→ Saved data entries:
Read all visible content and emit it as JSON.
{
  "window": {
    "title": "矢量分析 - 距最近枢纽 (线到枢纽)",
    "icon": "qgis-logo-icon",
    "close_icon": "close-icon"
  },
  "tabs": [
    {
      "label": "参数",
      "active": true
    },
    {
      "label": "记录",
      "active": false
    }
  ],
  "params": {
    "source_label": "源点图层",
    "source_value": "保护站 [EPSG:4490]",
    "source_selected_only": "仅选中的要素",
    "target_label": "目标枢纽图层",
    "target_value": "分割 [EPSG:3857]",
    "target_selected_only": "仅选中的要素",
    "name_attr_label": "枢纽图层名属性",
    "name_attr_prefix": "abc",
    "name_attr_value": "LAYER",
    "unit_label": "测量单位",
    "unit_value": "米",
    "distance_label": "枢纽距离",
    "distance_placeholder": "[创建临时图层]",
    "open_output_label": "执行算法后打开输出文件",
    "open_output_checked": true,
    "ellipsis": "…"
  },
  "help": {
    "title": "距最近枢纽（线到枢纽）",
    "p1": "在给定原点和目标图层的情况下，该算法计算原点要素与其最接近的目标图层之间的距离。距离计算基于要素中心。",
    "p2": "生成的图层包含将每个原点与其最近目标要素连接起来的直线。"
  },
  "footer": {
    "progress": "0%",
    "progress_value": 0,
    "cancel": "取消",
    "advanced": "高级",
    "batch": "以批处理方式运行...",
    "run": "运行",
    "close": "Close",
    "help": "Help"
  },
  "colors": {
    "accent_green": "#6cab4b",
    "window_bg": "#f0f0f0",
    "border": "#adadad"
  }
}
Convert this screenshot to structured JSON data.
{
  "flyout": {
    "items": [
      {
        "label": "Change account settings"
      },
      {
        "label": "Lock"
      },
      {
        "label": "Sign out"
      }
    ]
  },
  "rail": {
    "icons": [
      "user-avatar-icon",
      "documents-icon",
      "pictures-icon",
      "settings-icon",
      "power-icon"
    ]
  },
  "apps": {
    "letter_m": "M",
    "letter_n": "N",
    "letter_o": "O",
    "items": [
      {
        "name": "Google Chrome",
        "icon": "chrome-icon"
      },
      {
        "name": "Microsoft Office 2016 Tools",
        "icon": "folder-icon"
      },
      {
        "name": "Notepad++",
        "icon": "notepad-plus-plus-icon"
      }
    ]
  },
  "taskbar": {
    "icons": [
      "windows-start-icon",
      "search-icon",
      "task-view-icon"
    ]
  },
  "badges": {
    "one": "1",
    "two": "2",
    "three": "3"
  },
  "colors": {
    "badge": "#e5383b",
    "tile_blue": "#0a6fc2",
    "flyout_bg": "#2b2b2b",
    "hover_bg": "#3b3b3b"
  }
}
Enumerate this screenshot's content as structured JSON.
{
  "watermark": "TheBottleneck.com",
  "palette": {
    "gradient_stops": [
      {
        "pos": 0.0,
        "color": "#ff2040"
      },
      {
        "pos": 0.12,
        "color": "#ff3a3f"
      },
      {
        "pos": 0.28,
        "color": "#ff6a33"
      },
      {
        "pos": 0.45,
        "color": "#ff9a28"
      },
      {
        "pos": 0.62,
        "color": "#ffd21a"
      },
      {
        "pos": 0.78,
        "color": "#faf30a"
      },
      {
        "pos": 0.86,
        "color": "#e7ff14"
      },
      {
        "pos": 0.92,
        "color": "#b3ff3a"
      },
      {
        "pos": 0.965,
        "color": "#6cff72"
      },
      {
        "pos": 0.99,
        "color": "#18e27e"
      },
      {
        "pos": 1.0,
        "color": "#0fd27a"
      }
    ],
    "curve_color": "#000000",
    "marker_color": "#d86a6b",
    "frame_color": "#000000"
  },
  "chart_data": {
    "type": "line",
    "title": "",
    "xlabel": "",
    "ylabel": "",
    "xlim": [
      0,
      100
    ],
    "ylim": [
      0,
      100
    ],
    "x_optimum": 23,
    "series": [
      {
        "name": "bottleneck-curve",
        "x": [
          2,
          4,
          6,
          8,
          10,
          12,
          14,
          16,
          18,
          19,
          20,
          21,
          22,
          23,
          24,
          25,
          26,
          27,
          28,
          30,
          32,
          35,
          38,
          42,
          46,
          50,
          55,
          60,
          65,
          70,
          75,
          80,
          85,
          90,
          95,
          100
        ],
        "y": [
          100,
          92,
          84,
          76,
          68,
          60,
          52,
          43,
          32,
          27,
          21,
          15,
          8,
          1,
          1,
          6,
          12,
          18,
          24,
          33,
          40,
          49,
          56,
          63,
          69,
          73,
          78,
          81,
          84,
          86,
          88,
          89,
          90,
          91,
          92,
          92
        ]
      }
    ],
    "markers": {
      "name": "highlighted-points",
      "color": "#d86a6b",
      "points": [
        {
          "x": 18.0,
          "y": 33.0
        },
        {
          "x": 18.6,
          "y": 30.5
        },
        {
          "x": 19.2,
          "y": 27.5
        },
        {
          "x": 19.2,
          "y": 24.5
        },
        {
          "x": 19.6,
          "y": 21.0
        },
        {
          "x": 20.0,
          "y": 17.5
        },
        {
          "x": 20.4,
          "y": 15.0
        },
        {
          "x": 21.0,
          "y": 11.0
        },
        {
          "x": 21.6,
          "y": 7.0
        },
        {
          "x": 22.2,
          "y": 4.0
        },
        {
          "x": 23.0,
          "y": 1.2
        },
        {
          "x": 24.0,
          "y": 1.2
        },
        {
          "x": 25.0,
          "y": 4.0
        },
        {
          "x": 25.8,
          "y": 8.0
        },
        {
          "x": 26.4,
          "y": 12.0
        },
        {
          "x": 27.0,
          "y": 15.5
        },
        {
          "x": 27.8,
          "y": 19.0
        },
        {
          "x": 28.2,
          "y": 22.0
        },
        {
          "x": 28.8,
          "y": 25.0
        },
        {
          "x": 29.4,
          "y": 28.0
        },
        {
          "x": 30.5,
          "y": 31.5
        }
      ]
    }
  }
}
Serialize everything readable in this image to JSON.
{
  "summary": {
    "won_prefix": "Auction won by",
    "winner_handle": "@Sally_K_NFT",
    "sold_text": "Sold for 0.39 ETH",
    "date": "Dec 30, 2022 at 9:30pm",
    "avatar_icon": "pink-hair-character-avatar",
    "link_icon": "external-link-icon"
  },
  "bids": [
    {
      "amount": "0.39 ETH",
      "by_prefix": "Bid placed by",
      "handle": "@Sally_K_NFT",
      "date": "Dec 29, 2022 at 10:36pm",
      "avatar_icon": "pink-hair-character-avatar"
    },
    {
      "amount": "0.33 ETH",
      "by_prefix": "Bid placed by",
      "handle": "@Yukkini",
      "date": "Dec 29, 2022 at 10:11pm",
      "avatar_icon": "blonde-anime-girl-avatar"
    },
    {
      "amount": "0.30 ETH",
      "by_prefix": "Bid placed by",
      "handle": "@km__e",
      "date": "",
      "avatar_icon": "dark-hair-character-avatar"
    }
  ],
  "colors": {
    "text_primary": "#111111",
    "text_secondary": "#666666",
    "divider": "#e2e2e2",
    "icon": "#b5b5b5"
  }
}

→ Task instructions: The records above should be duplicated in full, exactly as given.

→ Output:
Read all visible content and emit it as JSON.
{
  "window": {
    "title": "矢量分析 - 距最近枢纽 (线到枢纽)",
    "icon": "qgis-logo-icon",
    "close_icon": "close-icon"
  },
  "tabs": [
    {
      "label": "参数",
      "active": true
    },
    {
      "label": "记录",
      "active": false
    }
  ],
  "params": {
    "source_label": "源点图层",
    "source_value": "保护站 [EPSG:4490]",
    "source_selected_only": "仅选中的要素",
    "target_label": "目标枢纽图层",
    "target_value": "分割 [EPSG:3857]",
    "target_selected_only": "仅选中的要素",
    "name_attr_label": "枢纽图层名属性",
    "name_attr_prefix": "abc",
    "name_attr_value": "LAYER",
    "unit_label": "测量单位",
    "unit_value": "米",
    "distance_label": "枢纽距离",
    "distance_placeholder": "[创建临时图层]",
    "open_output_label": "执行算法后打开输出文件",
    "open_output_checked": true,
    "ellipsis": "…"
  },
  "help": {
    "title": "距最近枢纽（线到枢纽）",
    "p1": "在给定原点和目标图层的情况下，该算法计算原点要素与其最接近的目标图层之间的距离。距离计算基于要素中心。",
    "p2": "生成的图层包含将每个原点与其最近目标要素连接起来的直线。"
  },
  "footer": {
    "progress": "0%",
    "progress_value": 0,
    "cancel": "取消",
    "advanced": "高级",
    "batch": "以批处理方式运行...",
    "run": "运行",
    "close": "Close",
    "help": "Help"
  },
  "colors": {
    "accent_green": "#6cab4b",
    "window_bg": "#f0f0f0",
    "border": "#adadad"
  }
}
Convert this screenshot to structured JSON data.
{
  "flyout": {
    "items": [
      {
        "label": "Change account settings"
      },
      {
        "label": "Lock"
      },
      {
        "label": "Sign out"
      }
    ]
  },
  "rail": {
    "icons": [
      "user-avatar-icon",
      "documents-icon",
      "pictures-icon",
      "settings-icon",
      "power-icon"
    ]
  },
  "apps": {
    "letter_m": "M",
    "letter_n": "N",
    "letter_o": "O",
    "items": [
      {
        "name": "Google Chrome",
        "icon": "chrome-icon"
      },
      {
        "name": "Microsoft Office 2016 Tools",
        "icon": "folder-icon"
      },
      {
        "name": "Notepad++",
        "icon": "notepad-plus-plus-icon"
      }
    ]
  },
  "taskbar": {
    "icons": [
      "windows-start-icon",
      "search-icon",
      "task-view-icon"
    ]
  },
  "badges": {
    "one": "1",
    "two": "2",
    "three": "3"
  },
  "colors": {
    "badge": "#e5383b",
    "tile_blue": "#0a6fc2",
    "flyout_bg": "#2b2b2b",
    "hover_bg": "#3b3b3b"
  }
}
Enumerate this screenshot's content as structured JSON.
{
  "watermark": "TheBottleneck.com",
  "palette": {
    "gradient_stops": [
      {
        "pos": 0.0,
        "color": "#ff2040"
      },
      {
        "pos": 0.12,
        "color": "#ff3a3f"
      },
      {
        "pos": 0.28,
        "color": "#ff6a33"
      },
      {
        "pos": 0.45,
        "color": "#ff9a28"
      },
      {
        "pos": 0.62,
        "color": "#ffd21a"
      },
      {
        "pos": 0.78,
        "color": "#faf30a"
      },
      {
        "pos": 0.86,
        "color": "#e7ff14"
      },
      {
        "pos": 0.92,
        "color": "#b3ff3a"
      },
      {
        "pos": 0.965,
        "color": "#6cff72"
      },
      {
        "pos": 0.99,
        "color": "#18e27e"
      },
      {
        "pos": 1.0,
        "color": "#0fd27a"
      }
    ],
    "curve_color": "#000000",
    "marker_color": "#d86a6b",
    "frame_color": "#000000"
  },
  "chart_data": {
    "type": "line",
    "title": "",
    "xlabel": "",
    "ylabel": "",
    "xlim": [
      0,
      100
    ],
    "ylim": [
      0,
      100
    ],
    "x_optimum": 23,
    "series": [
      {
        "name": "bottleneck-curve",
        "x": [
          2,
          4,
          6,
          8,
          10,
          12,
          14,
          16,
          18,
          19,
          20,
          21,
          22,
          23,
          24,
          25,
          26,
          27,
          28,
          30,
          32,
          35,
          38,
          42,
          46,
          50,
          55,
          60,
          65,
          70,
          75,
          80,
          85,
          90,
          95,
          100
        ],
        "y": [
          100,
          92,
          84,
          76,
          68,
          60,
          52,
          43,
          32,
          27,
          21,
          15,
          8,
          1,
          1,
          6,
          12,
          18,
          24,
          33,
          40,
          49,
          56,
          63,
          69,
          73,
          78,
          81,
          84,
          86,
          88,
          89,
          90,
          91,
          92,
          92
        ]
      }
    ],
    "markers": {
      "name": "highlighted-points",
      "color": "#d86a6b",
      "points": [
        {
          "x": 18.0,
          "y": 33.0
        },
        {
          "x": 18.6,
          "y": 30.5
        },
        {
          "x": 19.2,
          "y": 27.5
        },
        {
          "x": 19.2,
          "y": 24.5
        },
        {
          "x": 19.6,
          "y": 21.0
        },
        {
          "x": 20.0,
          "y": 17.5
        },
        {
          "x": 20.4,
          "y": 15.0
        },
        {
          "x": 21.0,
          "y": 11.0
        },
        {
          "x": 21.6,
          "y": 7.0
        },
        {
          "x": 22.2,
          "y": 4.0
        },
        {
          "x": 23.0,
          "y": 1.2
        },
        {
          "x": 24.0,
          "y": 1.2
        },
        {
          "x": 25.0,
          "y": 4.0
        },
        {
          "x": 25.8,
          "y": 8.0
        },
        {
          "x": 26.4,
          "y": 12.0
        },
        {
          "x": 27.0,
          "y": 15.5
        },
        {
          "x": 27.8,
          "y": 19.0
        },
        {
          "x": 28.2,
          "y": 22.0
        },
        {
          "x": 28.8,
          "y": 25.0
        },
        {
          "x": 29.4,
          "y": 28.0
        },
        {
          "x": 30.5,
          "y": 31.5
        }
      ]
    }
  }
}
Serialize everything readable in this image to JSON.
{
  "summary": {
    "won_prefix": "Auction won by",
    "winner_handle": "@Sally_K_NFT",
    "sold_text": "Sold for 0.39 ETH",
    "date": "Dec 30, 2022 at 9:30pm",
    "avatar_icon": "pink-hair-character-avatar",
    "link_icon": "external-link-icon"
  },
  "bids": [
    {
      "amount": "0.39 ETH",
      "by_prefix": "Bid placed by",
      "handle": "@Sally_K_NFT",
      "date": "Dec 29, 2022 at 10:36pm",
      "avatar_icon": "pink-hair-character-avatar"
    },
    {
      "amount": "0.33 ETH",
      "by_prefix": "Bid placed by",
      "handle": "@Yukkini",
      "date": "Dec 29, 2022 at 10:11pm",
      "avatar_icon": "blonde-anime-girl-avatar"
    },
    {
      "amount": "0.30 ETH",
      "by_prefix": "Bid placed by",
      "handle": "@km__e",
      "date": "",
      "avatar_icon": "dark-hair-character-avatar"
    }
  ],
  "colors": {
    "text_primary": "#111111",
    "text_secondary": "#666666",
    "divider": "#e2e2e2",
    "icon": "#b5b5b5"
  }
}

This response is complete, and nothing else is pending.